■ Tarefa a cumprir: Transcreva, sem nenhuma alteração, todo o trecho do texto sobre Lu Xun que vai de "No conto que" até "repletos de prazer.".

■ Texto fornecido:
════════════════

Soma-se a isso o segundo fator. Quando passou a mudar de ideia sobre o partido, Lu Xun foi visto como uma persona non grata, principalmente porque não queria escrever uma literatura de combate ou filiar sua obra. Mas, depois de sua morte, foi fácil a instrumentalização dos contos pelo programa partidário, já que não enfrentariam resistências.
Por isso, a obra do escritor foi revista com o falecimento de Mao Tse-Tung. Com a morte do líder chinês, diversos ideais supremos foram rebaixados ou esquecidos. O culto a Lu Xun foi um desses fator. Visto como uma entidade ou ente sagrado, perder o status divino beneficiou o contista. Ho Yeh Chia sintetiza esse movimento:
Lu Xun se tornou um literato entre muitos outros, e não mais um semideus contemporâneo. (…) Isso teve um efeito saudável sobre a obra do escritor. Se em seu próprio país ele foi se tornando apenas mais um entre outros autores, no exterior Lu Xun começou a ser analisado com outros olhos. Desvinculado do papel de “porta-voz do maoísmo”, ele passou a ser estudado e reconhecido como o grande escritor que sempre foi. Sem o véu ideológico que lhe fora imposto pelo partido, sua imaginação vertiginosa, sua capacidade de construir metáforas fortes e inesperadas, sua ousadia, seu amor pelo indivíduo e pela liberdade humana aparecem em plena luz.
Opressão
Ao tomar conhecimento das linhas de Lu Xun, é possível que o leitor reconheça algumas similaridades com a literatura. Os mujiques de Tchekhóv, por exemplo, podem ecoar nos camponeses chineses e a batalha cotidiana pela sobrevivência. Os personagens de Lu Xun estão permeados pela derrota, fome e miséria.
No conto que dá nome ao livro, o escritor chinês coloca a antropofagia social de forma concreta. Em O diário de um louco, acompanhamos anotações escritas durante um surto psicótico. A cada dia que passa, o paciente tem mais certeza de que todos ao seu redor querem devorá-lo. O próprio médico, por exemplo, está ali para se certificar de que ele engorde e se torne mais saboroso. Utilizando o canibalismo como figura de linguagem, Lu Xun apresenta um canibalismo que permeia toda a estrutura social, ainda que uns a abracem com dor e vergonha e, outros, repletos de prazer.
Já em A verdadeira história de Ah Q, um de seus contos mais célebres, lemos a tentativa de registro da história de um trabalhador miserável e inescrupuloso, esquecido pela cidade e tido como um pobre qualquer. Apesar disso, Ah Q se vê como uma pessoa extraordinária e tenta tirar vantagens de qualquer situação. Narrada em um momento de declínio imperial e de efervescência revolucionária na China, Ah Q é deixado de lado e desconsiderado de qualquer movimentação política.
Lu Xun também apresentava a opressão em outras frentes, como o machismo opressor da sociedade chinesa. Não só na apresentação das mulheres de pés-amarrados, ou pés-de-lótus, tradição que amarrava e deformava pés femininos para adequá-los a um padrão de tamanhos pequenos, mas também na apresentação das dificuldades do estudo, do divórcio e nas complexidades do trabalho doméstico e a remuneração. Contos como Uma tempestade passageira, O divórcio, O sacrifício de ano-novo e in memoriam diário de Juan Sheng deixam em evidência tais questionamentos.

════════════════

Registros de uma fonte de dados:
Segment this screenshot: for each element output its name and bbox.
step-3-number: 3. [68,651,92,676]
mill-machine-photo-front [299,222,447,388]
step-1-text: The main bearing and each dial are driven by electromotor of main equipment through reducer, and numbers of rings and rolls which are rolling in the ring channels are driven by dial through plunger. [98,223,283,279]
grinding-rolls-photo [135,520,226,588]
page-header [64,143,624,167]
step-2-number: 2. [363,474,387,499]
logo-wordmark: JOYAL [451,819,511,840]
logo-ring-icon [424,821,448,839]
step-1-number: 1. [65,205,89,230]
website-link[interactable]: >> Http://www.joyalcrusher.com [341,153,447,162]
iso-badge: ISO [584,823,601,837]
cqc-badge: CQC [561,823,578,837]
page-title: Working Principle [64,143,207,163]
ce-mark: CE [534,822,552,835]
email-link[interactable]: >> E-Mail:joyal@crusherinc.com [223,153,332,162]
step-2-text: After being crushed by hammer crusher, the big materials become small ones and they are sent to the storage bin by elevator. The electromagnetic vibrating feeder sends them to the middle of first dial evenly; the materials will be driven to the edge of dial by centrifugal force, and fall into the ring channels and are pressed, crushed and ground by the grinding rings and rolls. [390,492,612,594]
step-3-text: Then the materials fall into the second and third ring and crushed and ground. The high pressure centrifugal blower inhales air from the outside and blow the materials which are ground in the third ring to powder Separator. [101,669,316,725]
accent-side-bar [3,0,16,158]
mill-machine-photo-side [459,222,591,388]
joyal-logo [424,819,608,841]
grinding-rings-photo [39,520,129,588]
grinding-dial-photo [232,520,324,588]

════════════════

■ Espaço da resposta:
No conto que dá nome ao livro, o escritor chinês coloca a antropofagia social de forma concreta. Em O diário de um louco, acompanhamos anotações escritas durante um surto psicótico. A cada dia que passa, o paciente tem mais certeza de que todos ao seu redor querem devorá-lo. O próprio médico, por exemplo, está ali para se certificar de que ele engorde e se torne mais saboroso. Utilizando o canibalismo como figura de linguagem, Lu Xun apresenta um canibalismo que permeia toda a estrutura social, ainda que uns a abracem com dor e vergonha e, outros, repletos de prazer.